"""

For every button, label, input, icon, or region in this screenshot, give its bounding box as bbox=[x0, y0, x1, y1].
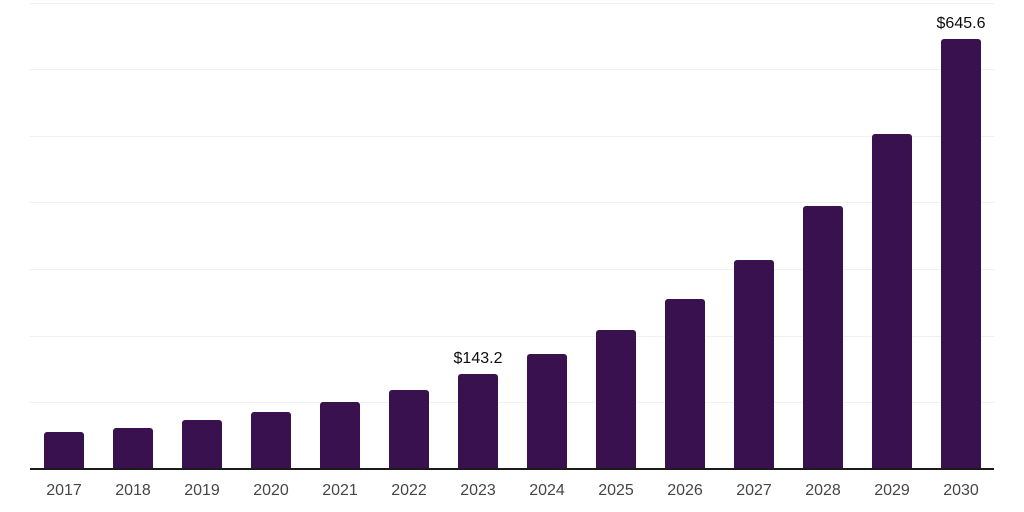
bar-2028 bbox=[803, 206, 843, 469]
bar-2030 bbox=[941, 38, 981, 469]
bar-2027 bbox=[734, 259, 774, 469]
x-tick-label-2027: 2027 bbox=[736, 482, 772, 499]
x-tick-label-2024: 2024 bbox=[529, 482, 565, 499]
bar-2018 bbox=[113, 427, 153, 469]
x-tick-label-2019: 2019 bbox=[184, 482, 220, 499]
gridline-400 bbox=[30, 202, 994, 204]
bar-2021 bbox=[320, 402, 360, 469]
x-tick-label-2020: 2020 bbox=[253, 482, 289, 499]
x-tick-label-2017: 2017 bbox=[46, 482, 82, 499]
gridline-500 bbox=[30, 135, 994, 137]
x-tick-label-2026: 2026 bbox=[667, 482, 703, 499]
bar-2020 bbox=[251, 412, 291, 469]
x-tick-label-2021: 2021 bbox=[322, 482, 358, 499]
gridline-200 bbox=[30, 335, 994, 337]
x-tick-label-2022: 2022 bbox=[391, 482, 427, 499]
gridline-100 bbox=[30, 402, 994, 404]
x-tick-label-2025: 2025 bbox=[598, 482, 634, 499]
x-tick-label-2030: 2030 bbox=[943, 482, 979, 499]
value-label-2023: $143.2 bbox=[453, 349, 503, 367]
x-tick-label-2023: 2023 bbox=[460, 482, 496, 499]
value-label-2030: $645.6 bbox=[936, 14, 986, 32]
gridline-600 bbox=[30, 69, 994, 71]
bar-2023 bbox=[458, 373, 498, 469]
x-tick-label-2018: 2018 bbox=[115, 482, 151, 499]
bar-2022 bbox=[389, 390, 429, 469]
bar-2025 bbox=[596, 330, 636, 469]
x-axis-line bbox=[30, 468, 994, 470]
gridline-700 bbox=[30, 2, 994, 4]
bar-2017 bbox=[44, 432, 84, 469]
bar-2019 bbox=[182, 420, 222, 469]
bar-2026 bbox=[665, 299, 705, 469]
x-tick-label-2029: 2029 bbox=[874, 482, 910, 499]
bar-2024 bbox=[527, 354, 567, 469]
gridline-300 bbox=[30, 269, 994, 271]
x-tick-label-2028: 2028 bbox=[805, 482, 841, 499]
bar-2029 bbox=[872, 134, 912, 469]
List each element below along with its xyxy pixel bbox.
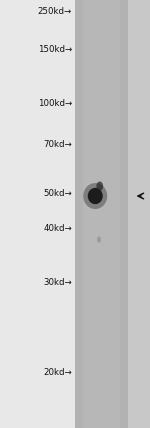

"""

Exercise brief:
Copy every line of the items above word for word, leaving out the pictures.

Written reply:
For every button, label, input, icon, or region in this screenshot, give its bounding box as bbox=[x0, y0, x1, y1].
bar-2028 bbox=[803, 206, 843, 469]
bar-2030 bbox=[941, 38, 981, 469]
bar-2027 bbox=[734, 259, 774, 469]
x-tick-label-2027: 2027 bbox=[736, 482, 772, 499]
x-tick-label-2024: 2024 bbox=[529, 482, 565, 499]
bar-2018 bbox=[113, 427, 153, 469]
x-tick-label-2019: 2019 bbox=[184, 482, 220, 499]
gridline-400 bbox=[30, 202, 994, 204]
bar-2021 bbox=[320, 402, 360, 469]
x-tick-label-2020: 2020 bbox=[253, 482, 289, 499]
x-tick-label-2017: 2017 bbox=[46, 482, 82, 499]
gridline-500 bbox=[30, 135, 994, 137]
x-tick-label-2026: 2026 bbox=[667, 482, 703, 499]
bar-2020 bbox=[251, 412, 291, 469]
x-tick-label-2021: 2021 bbox=[322, 482, 358, 499]
gridline-200 bbox=[30, 335, 994, 337]
x-tick-label-2022: 2022 bbox=[391, 482, 427, 499]
gridline-100 bbox=[30, 402, 994, 404]
x-tick-label-2025: 2025 bbox=[598, 482, 634, 499]
x-tick-label-2030: 2030 bbox=[943, 482, 979, 499]
value-label-2023: $143.2 bbox=[453, 349, 503, 367]
x-tick-label-2023: 2023 bbox=[460, 482, 496, 499]
value-label-2030: $645.6 bbox=[936, 14, 986, 32]
gridline-600 bbox=[30, 69, 994, 71]
bar-2023 bbox=[458, 373, 498, 469]
x-tick-label-2018: 2018 bbox=[115, 482, 151, 499]
bar-2022 bbox=[389, 390, 429, 469]
bar-2025 bbox=[596, 330, 636, 469]
x-axis-line bbox=[30, 468, 994, 470]
gridline-700 bbox=[30, 2, 994, 4]
bar-2017 bbox=[44, 432, 84, 469]
bar-2019 bbox=[182, 420, 222, 469]
bar-2026 bbox=[665, 299, 705, 469]
x-tick-label-2029: 2029 bbox=[874, 482, 910, 499]
bar-2024 bbox=[527, 354, 567, 469]
gridline-300 bbox=[30, 269, 994, 271]
x-tick-label-2028: 2028 bbox=[805, 482, 841, 499]
bar-2029 bbox=[872, 134, 912, 469]
List each element below along with its xyxy pixel bbox.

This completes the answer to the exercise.